• _App and web page records_:
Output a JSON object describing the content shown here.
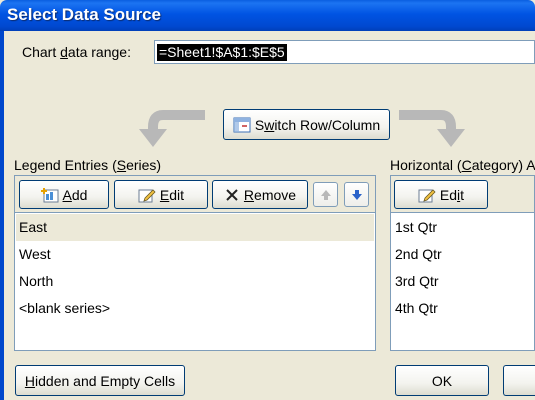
{
  "window": {
    "title": "Select Data Source"
  },
  "chart_range": {
    "label_pre": "Chart ",
    "label_key": "d",
    "label_post": "ata range:",
    "value": "=Sheet1!$A$1:$E$5"
  },
  "switch_button": {
    "key": "w",
    "pre": "S",
    "post": "itch Row/Column"
  },
  "legend": {
    "heading_pre": "Legend Entries (",
    "heading_key": "S",
    "heading_post": "eries)",
    "add_key": "A",
    "add_post": "dd",
    "edit_key": "E",
    "edit_post": "dit",
    "remove_key": "R",
    "remove_post": "emove",
    "items": [
      "East",
      "West",
      "North",
      "<blank series>"
    ],
    "selected_index": 0
  },
  "category": {
    "heading_pre": "Horizontal (",
    "heading_key": "C",
    "heading_post": "ategory) A",
    "edit_pre": "Ed",
    "edit_key": "i",
    "edit_post": "t",
    "items": [
      "1st Qtr",
      "2nd Qtr",
      "3rd Qtr",
      "4th Qtr"
    ]
  },
  "footer": {
    "hidden_key": "H",
    "hidden_post": "idden and Empty Cells",
    "ok": "OK"
  },
  "colors": {
    "titlebar": "#0054e3",
    "dialog_bg": "#ece9d8",
    "selection_bg": "#000000",
    "arrow_blue": "#2a62c9"
  },
  "icons": {
    "add": "add-series-icon",
    "edit": "edit-pencil-icon",
    "remove": "remove-x-icon",
    "move_up": "arrow-up-icon",
    "move_down": "arrow-down-icon",
    "switch": "switch-row-column-icon"
  }
}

• _EXERCISE DESCRIPTION_: Print, word for word, every entry shown above; the pictures stay out.

• _SOLUTION FOR THIS EXERCISE_:
Output a JSON object describing the content shown here.
{
  "window": {
    "title": "Select Data Source"
  },
  "chart_range": {
    "label_pre": "Chart ",
    "label_key": "d",
    "label_post": "ata range:",
    "value": "=Sheet1!$A$1:$E$5"
  },
  "switch_button": {
    "key": "w",
    "pre": "S",
    "post": "itch Row/Column"
  },
  "legend": {
    "heading_pre": "Legend Entries (",
    "heading_key": "S",
    "heading_post": "eries)",
    "add_key": "A",
    "add_post": "dd",
    "edit_key": "E",
    "edit_post": "dit",
    "remove_key": "R",
    "remove_post": "emove",
    "items": [
      "East",
      "West",
      "North",
      "<blank series>"
    ],
    "selected_index": 0
  },
  "category": {
    "heading_pre": "Horizontal (",
    "heading_key": "C",
    "heading_post": "ategory) A",
    "edit_pre": "Ed",
    "edit_key": "i",
    "edit_post": "t",
    "items": [
      "1st Qtr",
      "2nd Qtr",
      "3rd Qtr",
      "4th Qtr"
    ]
  },
  "footer": {
    "hidden_key": "H",
    "hidden_post": "idden and Empty Cells",
    "ok": "OK"
  },
  "colors": {
    "titlebar": "#0054e3",
    "dialog_bg": "#ece9d8",
    "selection_bg": "#000000",
    "arrow_blue": "#2a62c9"
  },
  "icons": {
    "add": "add-series-icon",
    "edit": "edit-pencil-icon",
    "remove": "remove-x-icon",
    "move_up": "arrow-up-icon",
    "move_down": "arrow-down-icon",
    "switch": "switch-row-column-icon"
  }
}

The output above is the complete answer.